▸ **Collection entries**:
━━━━━━━━━━━━━━━━

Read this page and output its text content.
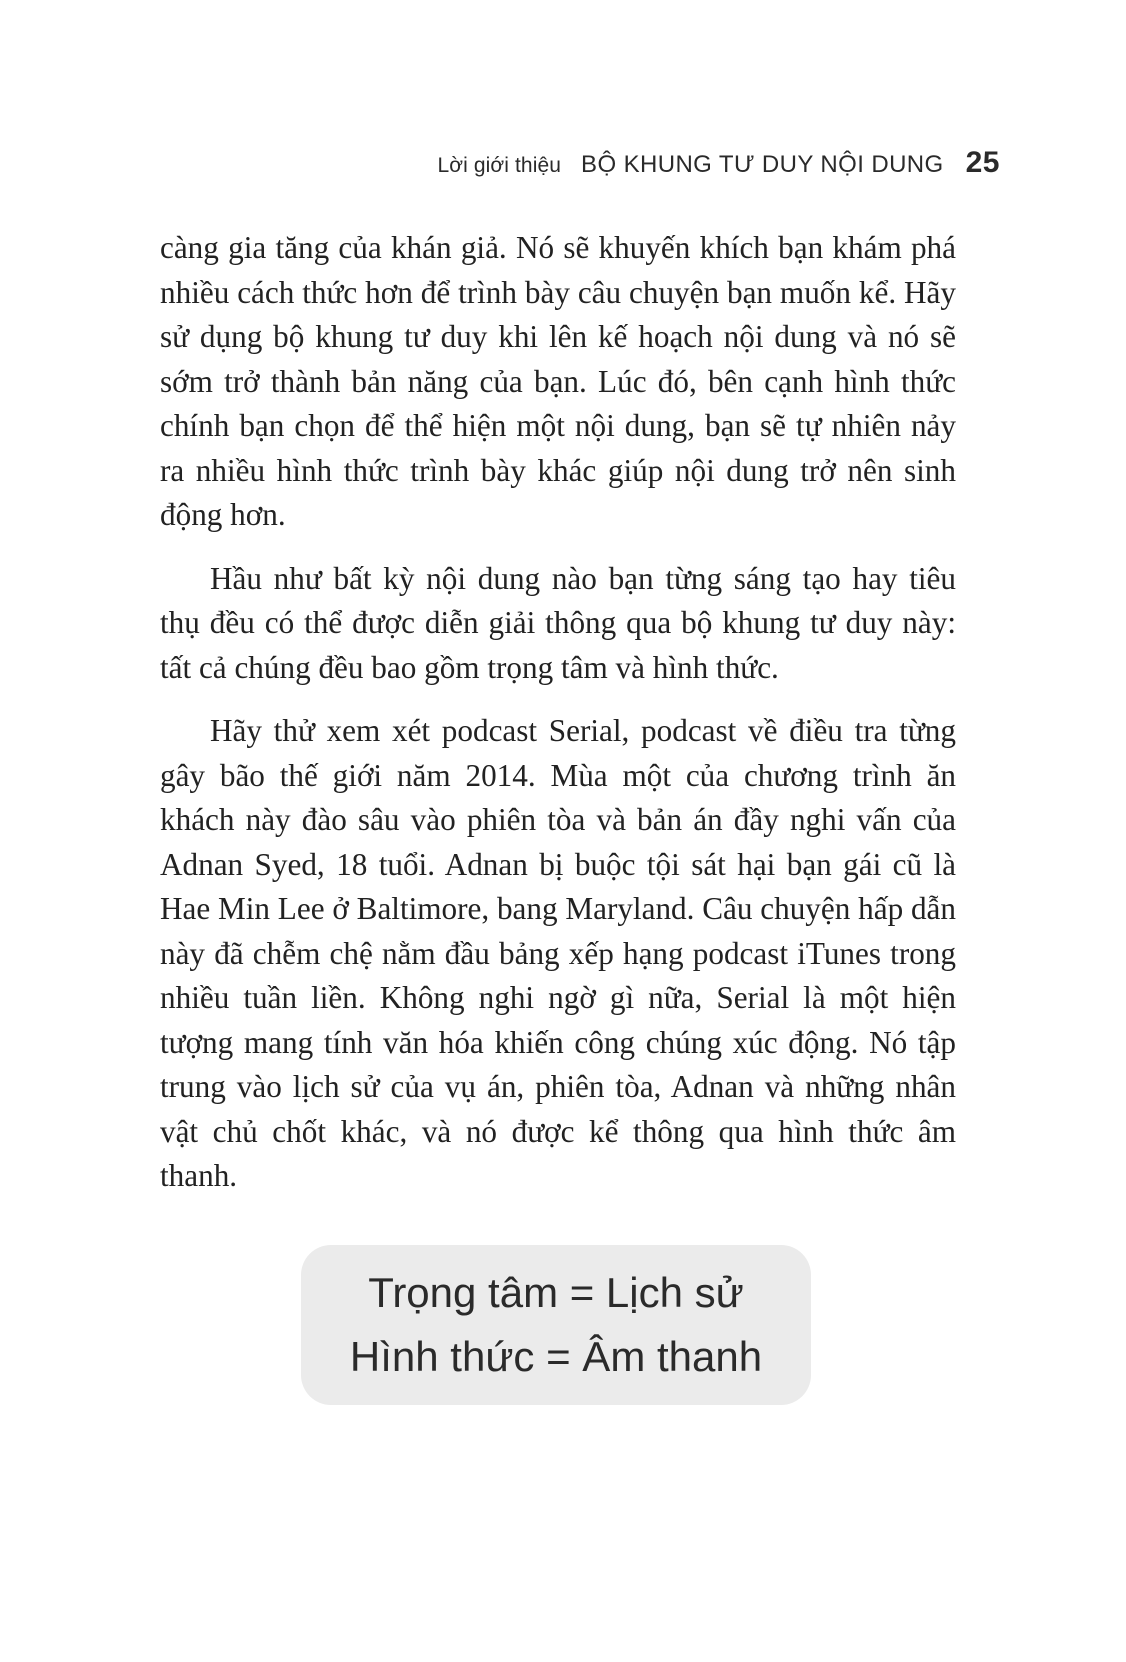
Lời giới thiệu BỘ KHUNG TƯ DUY NỘI DUNG 25

càng gia tăng của khán giả. Nó sẽ khuyến khích bạn khám phá nhiều cách thức hơn để trình bày câu chuyện bạn muốn kể. Hãy sử dụng bộ khung tư duy khi lên kế hoạch nội dung và nó sẽ sớm trở thành bản năng của bạn. Lúc đó, bên cạnh hình thức chính bạn chọn để thể hiện một nội dung, bạn sẽ tự nhiên nảy ra nhiều hình thức trình bày khác giúp nội dung trở nên sinh động hơn.

Hầu như bất kỳ nội dung nào bạn từng sáng tạo hay tiêu thụ đều có thể được diễn giải thông qua bộ khung tư duy này: tất cả chúng đều bao gồm trọng tâm và hình thức.

Hãy thử xem xét podcast Serial, podcast về điều tra từng gây bão thế giới năm 2014. Mùa một của chương trình ăn khách này đào sâu vào phiên tòa và bản án đầy nghi vấn của Adnan Syed, 18 tuổi. Adnan bị buộc tội sát hại bạn gái cũ là Hae Min Lee ở Baltimore, bang Maryland. Câu chuyện hấp dẫn này đã chễm chệ nằm đầu bảng xếp hạng podcast iTunes trong nhiều tuần liền. Không nghi ngờ gì nữa, Serial là một hiện tượng mang tính văn hóa khiến công chúng xúc động. Nó tập trung vào lịch sử của vụ án, phiên tòa, Adnan và những nhân vật chủ chốt khác, và nó được kể thông qua hình thức âm thanh.

Trọng tâm = Lịch sử
Hình thức = Âm thanh
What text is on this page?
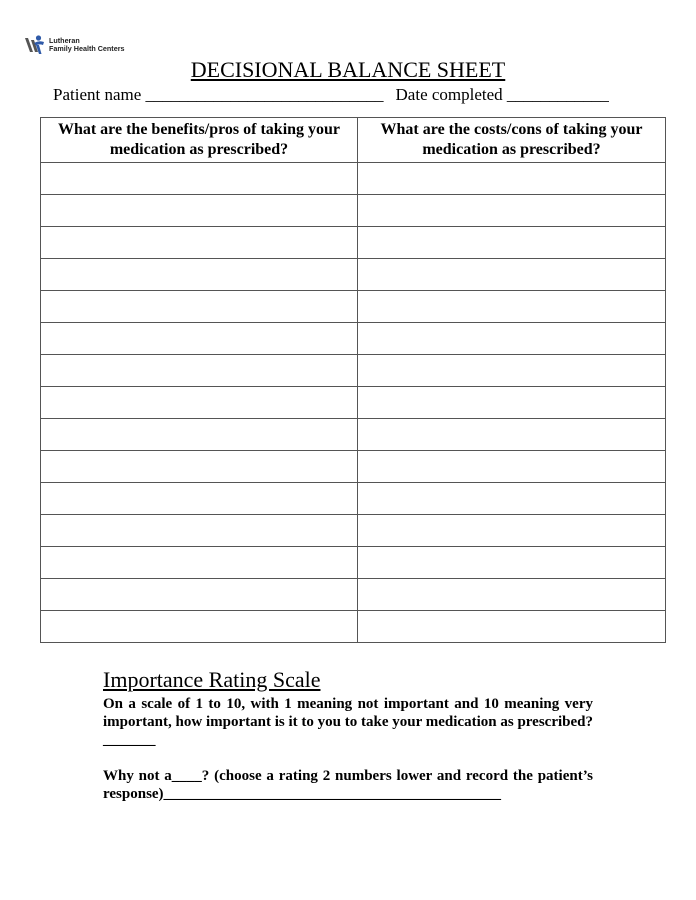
Lutheran
Family Health Centers
DECISIONAL BALANCE SHEET
Patient name ____________________________ Date completed ____________
What are the benefits/pros of taking your medication as prescribed?	What are the costs/cons of taking your medication as prescribed?

Importance Rating Scale

On a scale of 1 to 10, with 1 meaning not important and 10 meaning very important, how important is it to you to take your medication as prescribed?_______

Why not a____? (choose a rating 2 numbers lower and record the patient’s response)_____________________________________________
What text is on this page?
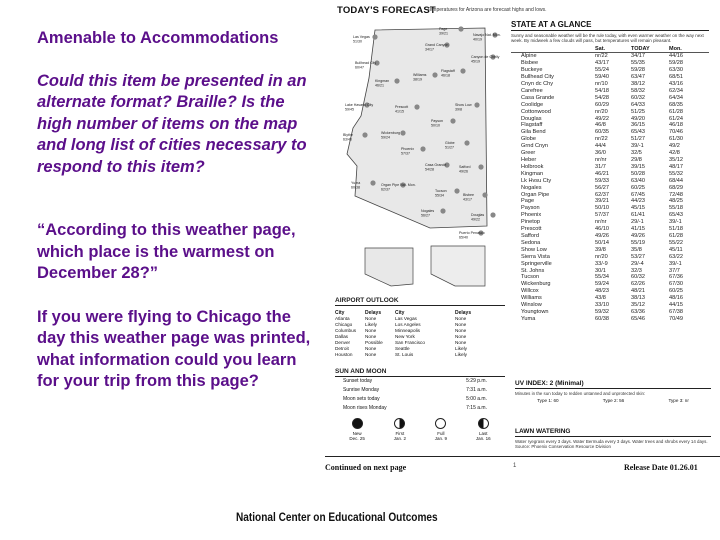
Amenable to Accommodations
Could this item be presented in an alternate format? Braille? Is the high number of items on the map and long list of cities necessary to respond to this item?
“According to this weather page, which place is the warmest on December 28?”
If you were flying to Chicago the day this weather page was printed, what information could you learn for your trip from this page?
TODAY'S FORECAST
Temperatures for Arizona are forecast highs and lows.
Las Vegas
51/30
Page
39/21	Navajo Nat. Mon.
40/19
Grand Canyon
34/17
Canyon de Chelly
45/19
Bullhead City
60/47
Kingman
46/21
Flagstaff
46/18
Williams
38/19
Lake Havasu City
59/45
Prescott
41/15
Show Low
39/8
Blythe
63/40
Wickenburg
59/24
Payson
50/10
Phoenix
57/37
Globe
51/27
Yuma
60/38
Casa Grande
54/28
Safford
49/26
Tucson
55/34
Organ Pipe Nat. Mon.
62/37
Nogales
56/27
Bisbee
43/17
Douglas
49/22
Puerto Penasco
65/40
STATE AT A GLANCE
Sunny and seasonable weather will be the rule today, with even warmer weather on the way next week. By midweek a few clouds will pass, but temperatures will remain pleasant.
Sat.	TODAY	Mon.
Alpine	nr/22	34/17	44/16
Bisbee	43/17	55/35	59/28
Buckeye	55/24	59/28	63/30
Bullhead City	59/40	63/47	68/51
Cnyn dc Chy	nr/10	38/12	43/16
Carefree	54/18	58/32	62/34
Casa Grande	54/28	60/32	64/34
Coolidge	60/29	64/33	68/35
Cottonwood	nr/20	51/25	61/28
Douglas	49/22	49/20	61/24
Flagstaff	46/8	36/15	46/18
Gila Bend	60/35	65/43	70/46
Globe	nr/22	51/27	61/30
Grnd Cnyn	44/4	39/-1	49/2
Greer	36/0	32/5	42/8
Heber	nr/nr	29/8	35/12
Holbrook	31/7	39/15	48/17
Kingman	46/21	50/28	55/32
Lk Hvsu Cty	59/33	63/40	68/44
Nogales	56/27	60/25	68/29
Organ Pipe	62/37	67/45	72/48
Page	39/21	44/23	48/25
Payson	50/10	45/15	55/18
Phoenix	57/37	61/41	65/43
Pinetop	nr/nr	29/-1	39/-1
Prescott	46/10	41/15	51/18
Safford	49/26	49/26	61/28
Sedona	50/14	55/19	55/22
Show Low	39/8	35/8	45/11
Sierra Vista	nr/20	53/27	63/22
Springerville	33/-9	29/-4	39/-1
St. Johns	30/1	32/3	37/7
Tucson	55/34	60/32	67/36
Wickenburg	59/24	62/26	67/30
Willcox	48/23	48/21	60/25
Williams	43/8	38/13	48/16
Winslow	33/10	35/12	44/15
Youngtown	59/32	63/36	67/38
Yuma	60/38	65/46	70/49
AIRPORT OUTLOOK
City	Delays	City	Delays
Atlanta	None	Las Vegas	None
Chicago	Likely	Los Angeles	None
Columbus	None	Minneapolis	None
Dallas	None	New York	None
Denver	Possible	San Francisco	None
Detroit	None	Seattle	Likely
Houston	None	St. Louis	Likely
SUN AND MOON
Sunset today	5:29 p.m.
Sunrise Monday	7:31 a.m.
Moon sets today	5:00 a.m.
Moon rises Monday	7:15 a.m.
New
Dec. 25
First
Jan. 2
Full
Jan. 9
Last
Jan. 16
UV INDEX: 2 (Minimal)
Minutes in the sun today to redden untanned and unprotected skin:
Type 1: 60	Type 2: 56	Type 3: nr
LAWN WATERING
Water ryegrass every 3 days. Water Bermuda every 3 days. Water trees and shrubs every 14 days. Source: Phoenix Conservation Resource Division
Continued on next page	1	Release Date 01.26.01
National Center on Educational Outcomes
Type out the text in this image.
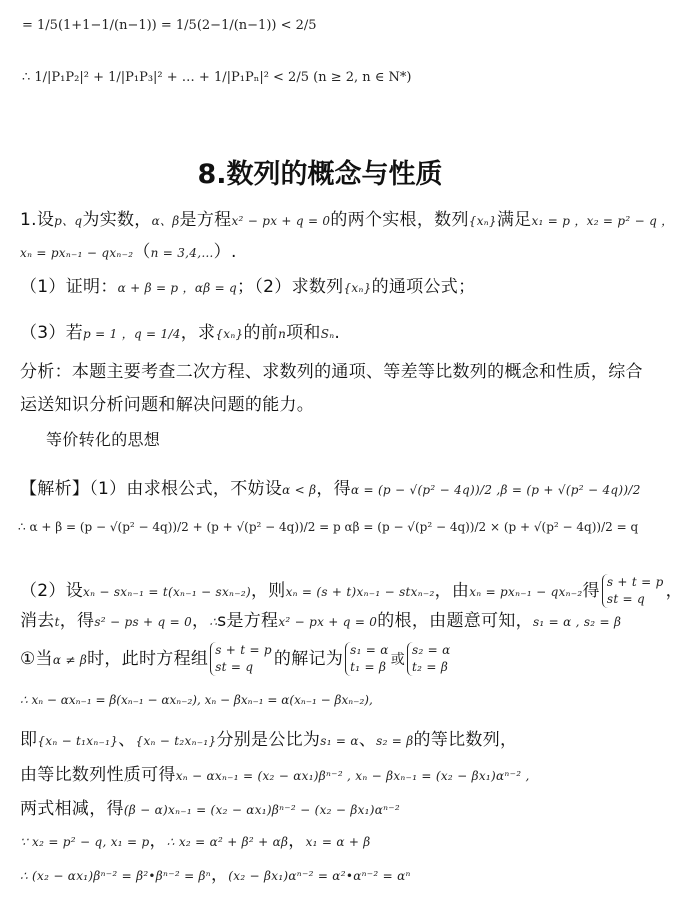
= 1/5(1+1−1/(n−1)) = 1/5(2−1/(n−1)) < 2/5
∴ 1/|P₁P₂|² + 1/|P₁P₃|² + … + 1/|P₁Pₙ|² < 2/5 (n ≥ 2, n ∈ N*)
8.数列的概念与性质
1.设p、q为实数，α、β是方程x² − px + q = 0的两个实根，数列{xₙ}满足x₁ = p ，x₂ = p² − q ，
xₙ = pxₙ₋₁ − qxₙ₋₂（n = 3,4,…）.
（1）证明：α + β = p ，αβ = q；（2）求数列{xₙ}的通项公式；
（3）若p = 1 ，q = 1/4，求{xₙ}的前n项和Sₙ.
分析：本题主要考查二次方程、求数列的通项、等差等比数列的概念和性质，综合
运送知识分析问题和解决问题的能力。
等价转化的思想
【解析】（1）由求根公式，不妨设α < β，得α = (p − √(p² − 4q))/2 ,β = (p + √(p² − 4q))/2
∴ α + β = (p − √(p² − 4q))/2 + (p + √(p² − 4q))/2 = p αβ = (p − √(p² − 4q))/2 × (p + √(p² − 4q))/2 = q
（2）设xₙ − sxₙ₋₁ = t(xₙ₋₁ − sxₙ₋₂)，则xₙ = (s + t)xₙ₋₁ − stxₙ₋₂，由xₙ = pxₙ₋₁ − qxₙ₋₂得 s + t = p
st = q	，
消去t，得s² − ps + q = 0，∴s是方程x² − px + q = 0的根，由题意可知，s₁ = α , s₂ = β
①当α ≠ β时，此时方程组 s + t = p
st = q	的解记为 s₁ = α
t₁ = β 或
s₂ = α
t₂ = β
∴ xₙ − αxₙ₋₁ = β(xₙ₋₁ − αxₙ₋₂), xₙ − βxₙ₋₁ = α(xₙ₋₁ − βxₙ₋₂),
即{xₙ − t₁xₙ₋₁}、{xₙ − t₂xₙ₋₁}分别是公比为s₁ = α、s₂ = β的等比数列，
由等比数列性质可得xₙ − αxₙ₋₁ = (x₂ − αx₁)βⁿ⁻² , xₙ − βxₙ₋₁ = (x₂ − βx₁)αⁿ⁻² ,
两式相减，得(β − α)xₙ₋₁ = (x₂ − αx₁)βⁿ⁻² − (x₂ − βx₁)αⁿ⁻²
∵ x₂ = p² − q, x₁ = p，∴ x₂ = α² + β² + αβ，x₁ = α + β
∴ (x₂ − αx₁)βⁿ⁻² = β²•βⁿ⁻² = βⁿ，(x₂ − βx₁)αⁿ⁻² = α²•αⁿ⁻² = αⁿ
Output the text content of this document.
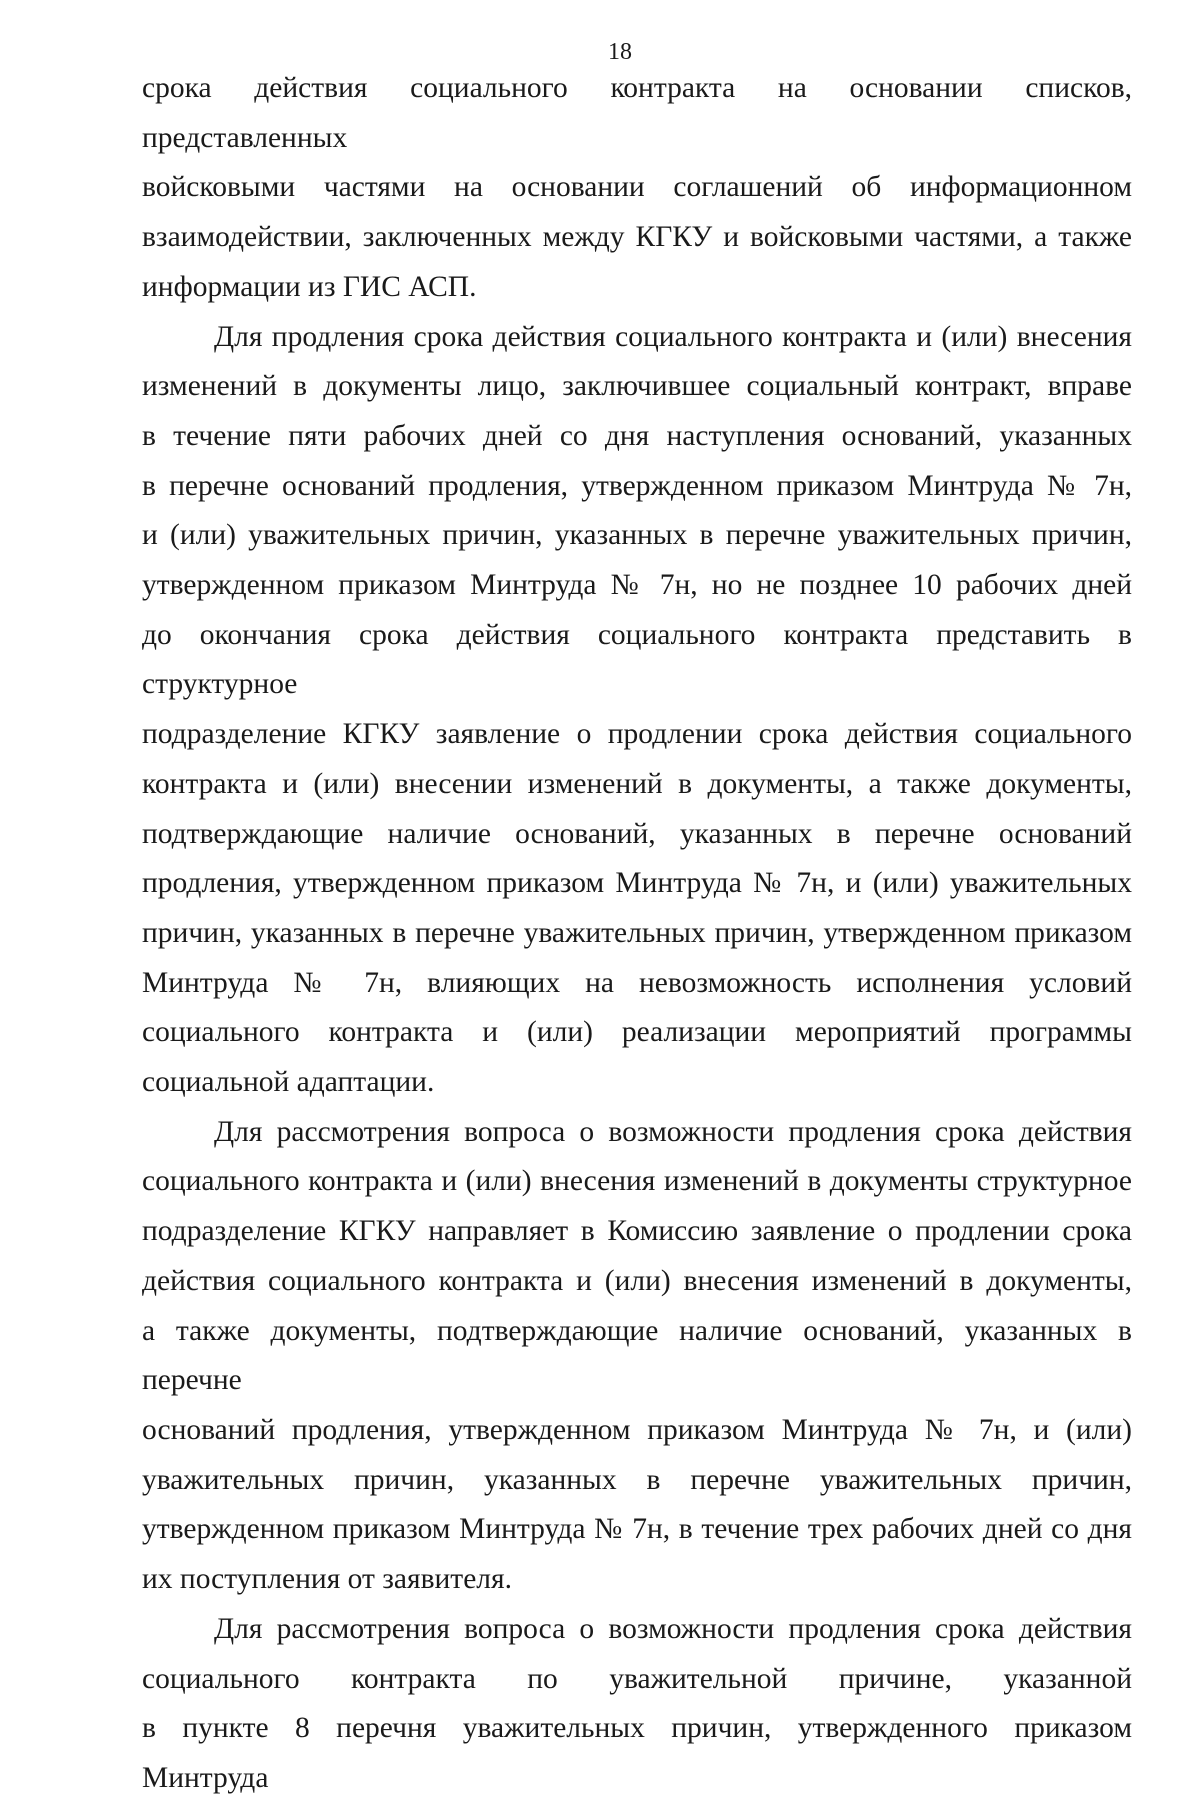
18
срока действия социального контракта на основании списков, представленных
войсковыми частями на основании соглашений об информационном
взаимодействии, заключенных между КГКУ и войсковыми частями, а также
информации из ГИС АСП.
Для продления срока действия социального контракта и (или) внесения
изменений в документы лицо, заключившее социальный контракт, вправе
в течение пяти рабочих дней со дня наступления оснований, указанных
в перечне оснований продления, утвержденном приказом Минтруда № 7н,
и (или) уважительных причин, указанных в перечне уважительных причин,
утвержденном приказом Минтруда № 7н, но не позднее 10 рабочих дней
до окончания срока действия социального контракта представить в структурное
подразделение КГКУ заявление о продлении срока действия социального
контракта и (или) внесении изменений в документы, а также документы,
подтверждающие наличие оснований, указанных в перечне оснований
продления, утвержденном приказом Минтруда № 7н, и (или) уважительных
причин, указанных в перечне уважительных причин, утвержденном приказом
Минтруда № 7н, влияющих на невозможность исполнения условий
социального контракта и (или) реализации мероприятий программы
социальной адаптации.
Для рассмотрения вопроса о возможности продления срока действия
социального контракта и (или) внесения изменений в документы структурное
подразделение КГКУ направляет в Комиссию заявление о продлении срока
действия социального контракта и (или) внесения изменений в документы,
а также документы, подтверждающие наличие оснований, указанных в перечне
оснований продления, утвержденном приказом Минтруда № 7н, и (или)
уважительных причин, указанных в перечне уважительных причин,
утвержденном приказом Минтруда № 7н, в течение трех рабочих дней со дня
их поступления от заявителя.
Для рассмотрения вопроса о возможности продления срока действия
социального контракта по уважительной причине, указанной
в пункте 8 перечня уважительных причин, утвержденного приказом Минтруда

━━━━━━━━━━━━━━━━

▸ **Exercise goal**: Where a line of the data holds "уважительных", show that line.

▸ **Exercise output**:
и (или) уважительных причин, указанных в перечне уважительных причин,
продления, утвержденном приказом Минтруда № 7н, и (или) уважительных
причин, указанных в перечне уважительных причин, утвержденном приказом
уважительных причин, указанных в перечне уважительных причин,
в пункте 8 перечня уважительных причин, утвержденного приказом Минтруда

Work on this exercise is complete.